> _Tugas 1_
Ringkas teks tentang umat terbaik di bawah ini dalam dua kalimat.

> _Teks Sumber_
------------------------------------------------------------------------

" Kalian adalah
umat terbaik yang dilahirkan untuk manusia, menyuruh kepada yang ma’ruf dan
mencegah dari yang mungkar dan beriman kepada Allah "(Ali Imran :
110).
Allah SWT telah
menetapkan bahwa kaum muslimin adalah umat yang terbaik diantara manusia. Status
ini diberikan kepada kaum mulimin agar mereka menjadi pemimpin dan penuntun bagi
umat-umat lain. Sayyid Qutb dalam Fii Zhilalil Qur’an menafsirkan bahwa
yang layak menjadi pemimpin umat manusia hanyalah "orang-orang yang berpredikat
terbaik". Karena ingin meraih predikat umat terbaik itulah, umat Islam terdahulu
tidak pernah berhenti ataupun lemah semangatnya dalam perjuangan menyebarkan
risalah Islam ke seluruh permukaan bumi. Mereka yakin bahwa metode untuk
mewujudkan kebangkitan Islam hanyalah dengan menjadikan Islam sebagai pedoman
hidup yang lengkap. Islam dijadikan sebagai pola kehidupan yang menyeluruh. Umat
Islam percaya dan yakin bahwa hanya Islam yang mampu memecahkan seluruh urusan
manusia secara sempurna, menyeluruh, praktis dan sesuai dengan fitrah
kemanusiaan.

------------------------------------------------------------------------

> _Tugas 2_
Tulis lagi baris-baris catatan, mulai dari baris pertama catatan sampai baris yang memuat "physical-hardware-icon [265,382,321,430]", baris itu juga ikut. Ganti "bidirectional-arrow-icon" dengan "double-arrow-icon" dan biarkan bagian lain tetap sama.

------------------------------------------------------------------------

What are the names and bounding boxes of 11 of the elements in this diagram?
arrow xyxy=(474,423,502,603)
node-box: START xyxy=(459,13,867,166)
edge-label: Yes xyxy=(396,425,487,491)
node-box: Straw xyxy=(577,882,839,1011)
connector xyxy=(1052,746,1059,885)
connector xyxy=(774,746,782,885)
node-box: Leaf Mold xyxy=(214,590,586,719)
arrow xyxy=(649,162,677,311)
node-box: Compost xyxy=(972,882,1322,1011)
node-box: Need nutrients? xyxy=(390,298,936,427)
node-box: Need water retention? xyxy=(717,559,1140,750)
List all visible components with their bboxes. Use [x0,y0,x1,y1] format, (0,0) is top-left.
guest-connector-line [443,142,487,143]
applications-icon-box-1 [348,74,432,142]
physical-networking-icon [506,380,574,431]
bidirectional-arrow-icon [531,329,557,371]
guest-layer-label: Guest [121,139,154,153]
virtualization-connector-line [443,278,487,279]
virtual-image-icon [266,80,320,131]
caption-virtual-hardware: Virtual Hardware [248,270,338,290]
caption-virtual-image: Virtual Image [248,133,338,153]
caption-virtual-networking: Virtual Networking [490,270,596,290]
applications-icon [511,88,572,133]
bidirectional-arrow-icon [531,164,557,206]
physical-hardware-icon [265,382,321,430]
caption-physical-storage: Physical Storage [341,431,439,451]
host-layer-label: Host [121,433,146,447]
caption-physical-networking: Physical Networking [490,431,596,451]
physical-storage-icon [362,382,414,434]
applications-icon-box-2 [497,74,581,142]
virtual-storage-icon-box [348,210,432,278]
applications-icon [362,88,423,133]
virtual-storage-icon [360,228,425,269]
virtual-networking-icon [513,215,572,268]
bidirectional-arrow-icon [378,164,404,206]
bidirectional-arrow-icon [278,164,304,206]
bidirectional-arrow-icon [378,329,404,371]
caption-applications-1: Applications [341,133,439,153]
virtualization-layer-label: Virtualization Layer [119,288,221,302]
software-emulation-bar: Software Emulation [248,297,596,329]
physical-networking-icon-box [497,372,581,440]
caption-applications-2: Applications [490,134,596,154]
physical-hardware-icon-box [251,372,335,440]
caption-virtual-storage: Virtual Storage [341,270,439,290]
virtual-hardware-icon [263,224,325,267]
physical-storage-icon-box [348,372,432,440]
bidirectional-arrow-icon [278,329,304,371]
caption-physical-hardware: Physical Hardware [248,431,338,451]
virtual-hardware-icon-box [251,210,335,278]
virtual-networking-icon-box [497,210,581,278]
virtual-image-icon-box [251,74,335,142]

------------------------------------------------------------------------

> _Jawaban Latihan 1_
Allah SWT menetapkan kaum muslimin sebagai umat terbaik di antara manusia agar mereka menjadi pemimpin dan penuntun bagi umat-umat lain. Karena ingin meraih predikat itu, umat Islam terdahulu tak pernah lemah semangat menyebarkan risalah Islam, dan mereka yakin kebangkitan Islam hanya bisa terwujud dengan menjadikan Islam pedoman hidup yang lengkap.

> _Jawaban Latihan 2_
What are the names and bounding boxes of 11 of the elements in this diagram?
arrow xyxy=(474,423,502,603)
node-box: START xyxy=(459,13,867,166)
edge-label: Yes xyxy=(396,425,487,491)
node-box: Straw xyxy=(577,882,839,1011)
connector xyxy=(1052,746,1059,885)
connector xyxy=(774,746,782,885)
node-box: Leaf Mold xyxy=(214,590,586,719)
arrow xyxy=(649,162,677,311)
node-box: Compost xyxy=(972,882,1322,1011)
node-box: Need nutrients? xyxy=(390,298,936,427)
node-box: Need water retention? xyxy=(717,559,1140,750)
List all visible components with their bboxes. Use [x0,y0,x1,y1] format, (0,0) is top-left.
guest-connector-line [443,142,487,143]
applications-icon-box-1 [348,74,432,142]
physical-networking-icon [506,380,574,431]
double-arrow-icon [531,329,557,371]
guest-layer-label: Guest [121,139,154,153]
virtualization-connector-line [443,278,487,279]
virtual-image-icon [266,80,320,131]
caption-virtual-hardware: Virtual Hardware [248,270,338,290]
caption-virtual-image: Virtual Image [248,133,338,153]
caption-virtual-networking: Virtual Networking [490,270,596,290]
applications-icon [511,88,572,133]
double-arrow-icon [531,164,557,206]
physical-hardware-icon [265,382,321,430]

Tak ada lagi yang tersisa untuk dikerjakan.